Some people tried one and thought, “This feels springy,” or “This feels mushy,” or “I don’t feel connected to the ball.” Totally fair.
But what’s changing now is that foam paddles don’t all feel the same anymore.
I’ve been mapping feel types, jokingly called the “feel wheel”. The point is simple: foam is finally spreading out into more styles. We already have floating full-foam paddles that still give you the sweet spot benefits, but play closer to what a lot of people liked about Gen 3 honeycomb paddles.
And at the end of the day, two things are hard to argue with:
Thermoformed full foam tends to give you a bigger sweet spot
Foam tends to be more durable
3) Is honeycomb polypropylene going to decline or make a comeback?
We think it keeps declining.
If you look at the whole pickleball world right now (not just gear nerds), I said it’s probably still something like 90% honeycomb, 10% full foam. Eddie thinks foam is already a bigger slice than that, closer to 40% Gen 4 in his circles.
Either way, we both agree it’s trending toward foam.
Even if the overall numbers move slowly because people keep using what they already own, new purchases are going to tilt toward foam even faster.
Because once someone finds a floating full-foam paddle that matches the feel they like, the reaction is usually:
“Oh… this is better. Bigger sweet spot. Plays great. And it doesn’t crush in two weeks.”
That’s the moment where the switch happens.

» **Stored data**

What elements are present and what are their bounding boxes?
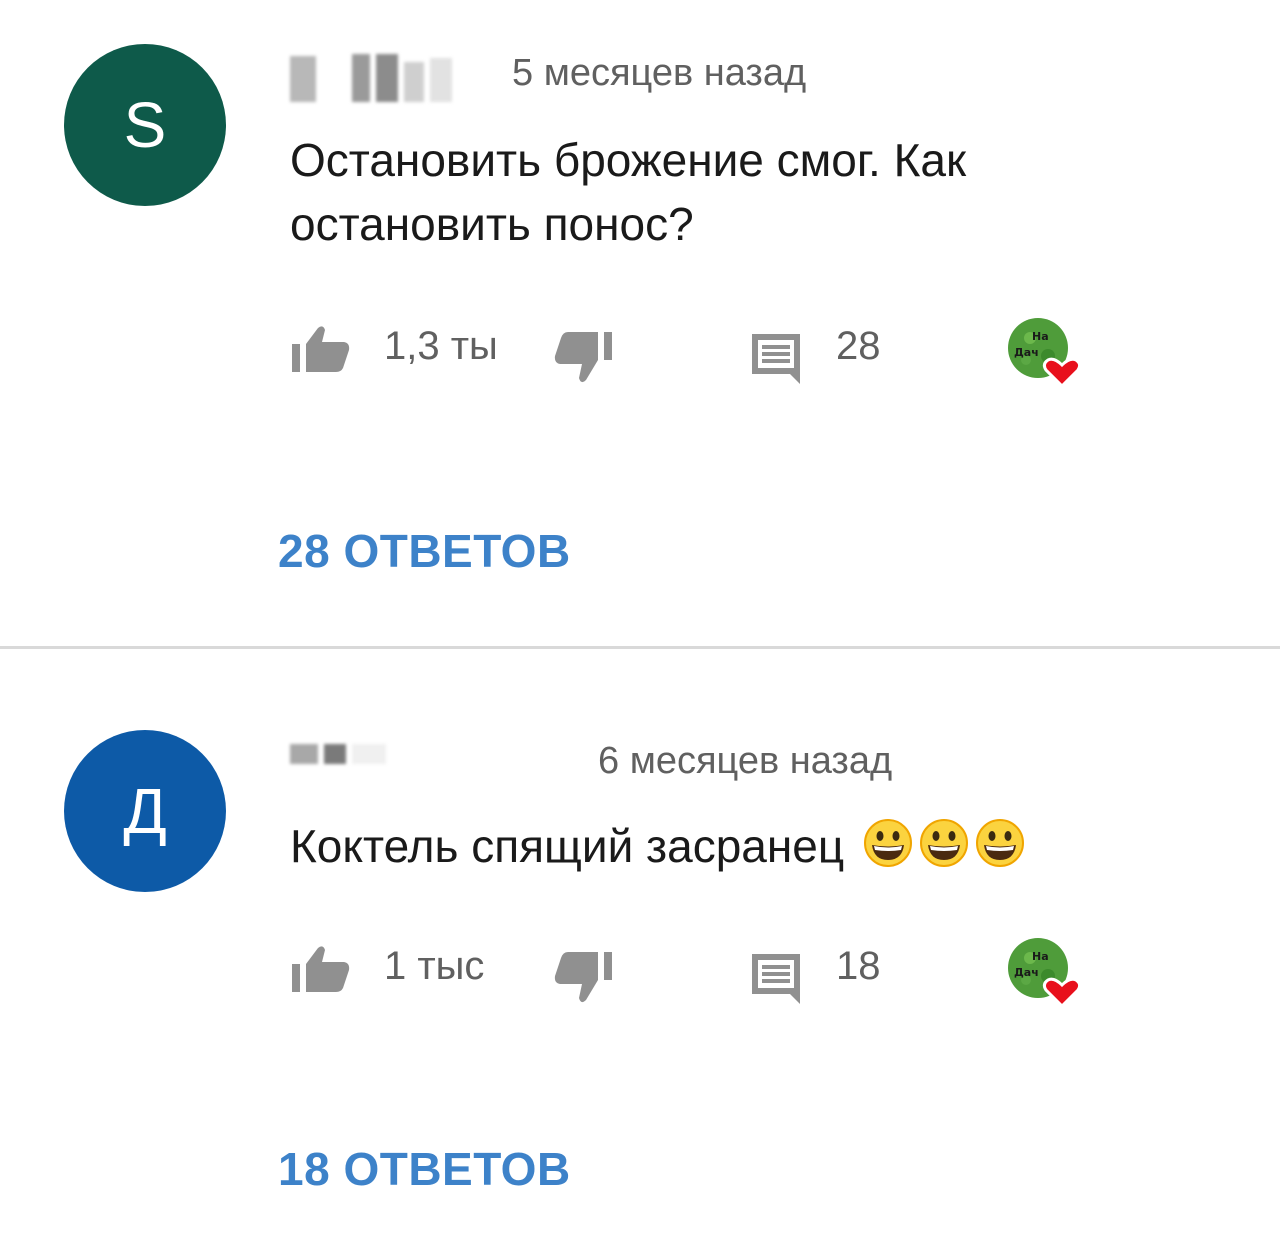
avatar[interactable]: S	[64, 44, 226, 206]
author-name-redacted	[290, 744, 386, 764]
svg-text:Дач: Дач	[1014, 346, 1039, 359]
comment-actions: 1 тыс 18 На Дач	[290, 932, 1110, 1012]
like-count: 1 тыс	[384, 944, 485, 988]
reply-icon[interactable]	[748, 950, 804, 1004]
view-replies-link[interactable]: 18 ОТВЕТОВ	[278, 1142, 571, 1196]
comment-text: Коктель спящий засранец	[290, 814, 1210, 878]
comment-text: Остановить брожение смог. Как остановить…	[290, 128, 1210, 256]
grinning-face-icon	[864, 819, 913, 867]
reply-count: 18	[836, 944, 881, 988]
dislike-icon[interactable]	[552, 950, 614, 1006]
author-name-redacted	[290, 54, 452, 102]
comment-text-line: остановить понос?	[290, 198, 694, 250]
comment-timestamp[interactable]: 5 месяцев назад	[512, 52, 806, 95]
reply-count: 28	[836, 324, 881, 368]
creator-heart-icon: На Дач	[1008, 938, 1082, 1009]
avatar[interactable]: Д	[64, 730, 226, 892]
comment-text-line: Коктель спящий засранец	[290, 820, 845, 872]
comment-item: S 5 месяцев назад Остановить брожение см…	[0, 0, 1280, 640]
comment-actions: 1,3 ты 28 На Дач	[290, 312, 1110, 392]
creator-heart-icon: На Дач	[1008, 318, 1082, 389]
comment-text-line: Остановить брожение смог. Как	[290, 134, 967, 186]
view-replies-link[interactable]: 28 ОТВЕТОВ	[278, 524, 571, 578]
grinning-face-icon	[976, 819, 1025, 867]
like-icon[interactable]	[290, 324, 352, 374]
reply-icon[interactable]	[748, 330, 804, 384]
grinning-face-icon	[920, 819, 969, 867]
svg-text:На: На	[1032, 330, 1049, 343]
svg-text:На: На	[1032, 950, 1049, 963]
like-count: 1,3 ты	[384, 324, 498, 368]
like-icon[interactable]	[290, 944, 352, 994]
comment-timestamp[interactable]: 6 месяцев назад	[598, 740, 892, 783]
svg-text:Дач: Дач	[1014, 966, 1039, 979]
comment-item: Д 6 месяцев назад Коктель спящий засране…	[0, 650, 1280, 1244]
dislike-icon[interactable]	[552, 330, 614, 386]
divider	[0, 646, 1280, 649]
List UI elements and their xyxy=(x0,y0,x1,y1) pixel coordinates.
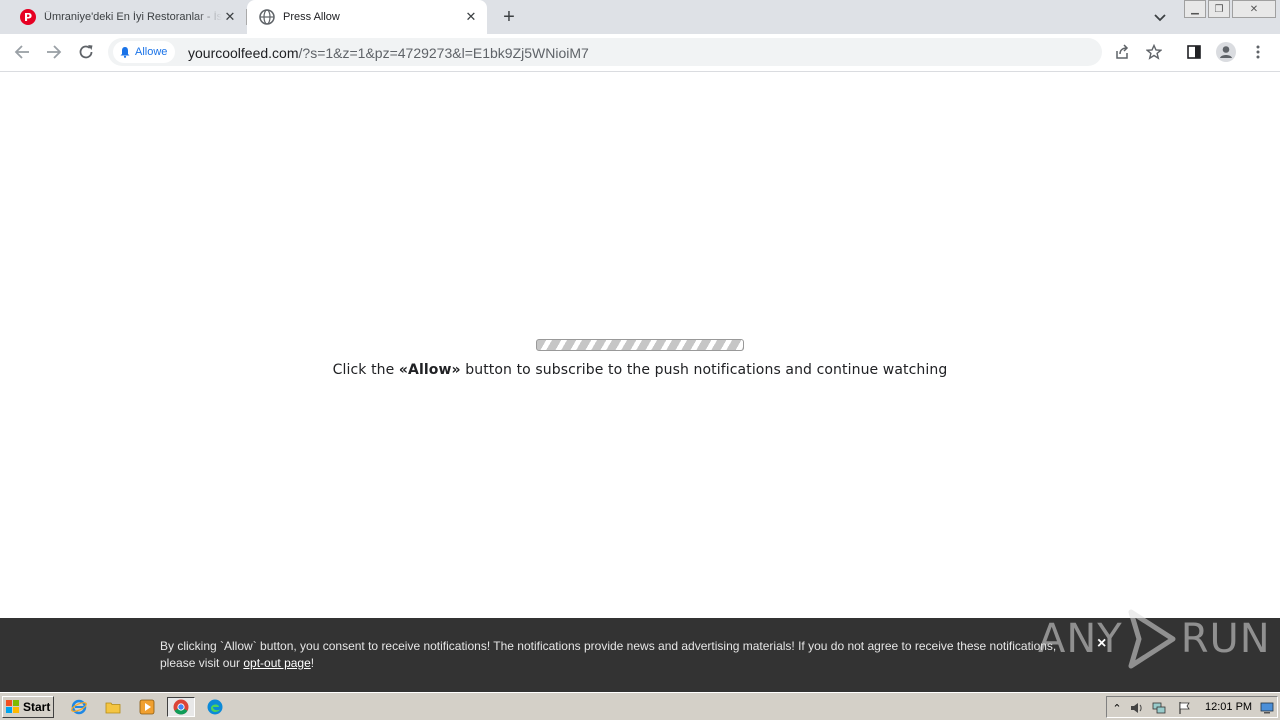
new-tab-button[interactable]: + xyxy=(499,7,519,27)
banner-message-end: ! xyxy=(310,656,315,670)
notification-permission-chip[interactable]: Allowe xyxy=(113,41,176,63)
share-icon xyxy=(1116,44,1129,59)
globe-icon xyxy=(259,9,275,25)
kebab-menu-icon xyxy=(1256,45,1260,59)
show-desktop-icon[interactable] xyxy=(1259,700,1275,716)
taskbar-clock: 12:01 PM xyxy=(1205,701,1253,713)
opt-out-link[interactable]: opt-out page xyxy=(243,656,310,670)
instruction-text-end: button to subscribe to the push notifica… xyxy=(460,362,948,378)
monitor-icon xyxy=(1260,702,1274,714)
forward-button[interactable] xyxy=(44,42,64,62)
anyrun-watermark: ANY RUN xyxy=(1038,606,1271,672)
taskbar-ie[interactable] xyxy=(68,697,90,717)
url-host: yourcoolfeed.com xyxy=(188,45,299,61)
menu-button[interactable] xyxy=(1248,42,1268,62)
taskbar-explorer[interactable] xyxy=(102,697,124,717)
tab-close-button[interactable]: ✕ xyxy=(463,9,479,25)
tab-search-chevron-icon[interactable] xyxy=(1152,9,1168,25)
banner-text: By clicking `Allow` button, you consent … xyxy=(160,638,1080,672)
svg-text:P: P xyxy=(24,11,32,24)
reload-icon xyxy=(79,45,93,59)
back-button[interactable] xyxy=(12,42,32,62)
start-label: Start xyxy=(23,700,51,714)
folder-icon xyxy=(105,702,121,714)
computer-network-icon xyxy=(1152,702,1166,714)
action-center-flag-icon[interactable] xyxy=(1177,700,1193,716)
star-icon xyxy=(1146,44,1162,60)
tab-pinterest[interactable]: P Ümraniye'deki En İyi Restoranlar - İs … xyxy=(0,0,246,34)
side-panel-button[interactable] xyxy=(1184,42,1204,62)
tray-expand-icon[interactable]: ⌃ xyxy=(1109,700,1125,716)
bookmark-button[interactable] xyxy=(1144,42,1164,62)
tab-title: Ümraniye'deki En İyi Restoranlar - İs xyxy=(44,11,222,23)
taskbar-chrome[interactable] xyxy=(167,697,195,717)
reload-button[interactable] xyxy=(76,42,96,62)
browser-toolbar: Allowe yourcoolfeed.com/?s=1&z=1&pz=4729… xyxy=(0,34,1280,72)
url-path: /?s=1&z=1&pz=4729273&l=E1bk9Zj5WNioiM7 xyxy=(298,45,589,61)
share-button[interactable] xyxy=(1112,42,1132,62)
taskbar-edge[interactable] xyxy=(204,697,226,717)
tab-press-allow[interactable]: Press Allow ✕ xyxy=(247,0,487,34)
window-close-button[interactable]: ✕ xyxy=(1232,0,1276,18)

» **Exercise**
In the pickleball paddle text, what two things are described as hard to argue with?

» **Reply to the exercise**
Thermoformed full foam tends to give a bigger sweet spot, and foam tends to be more durable.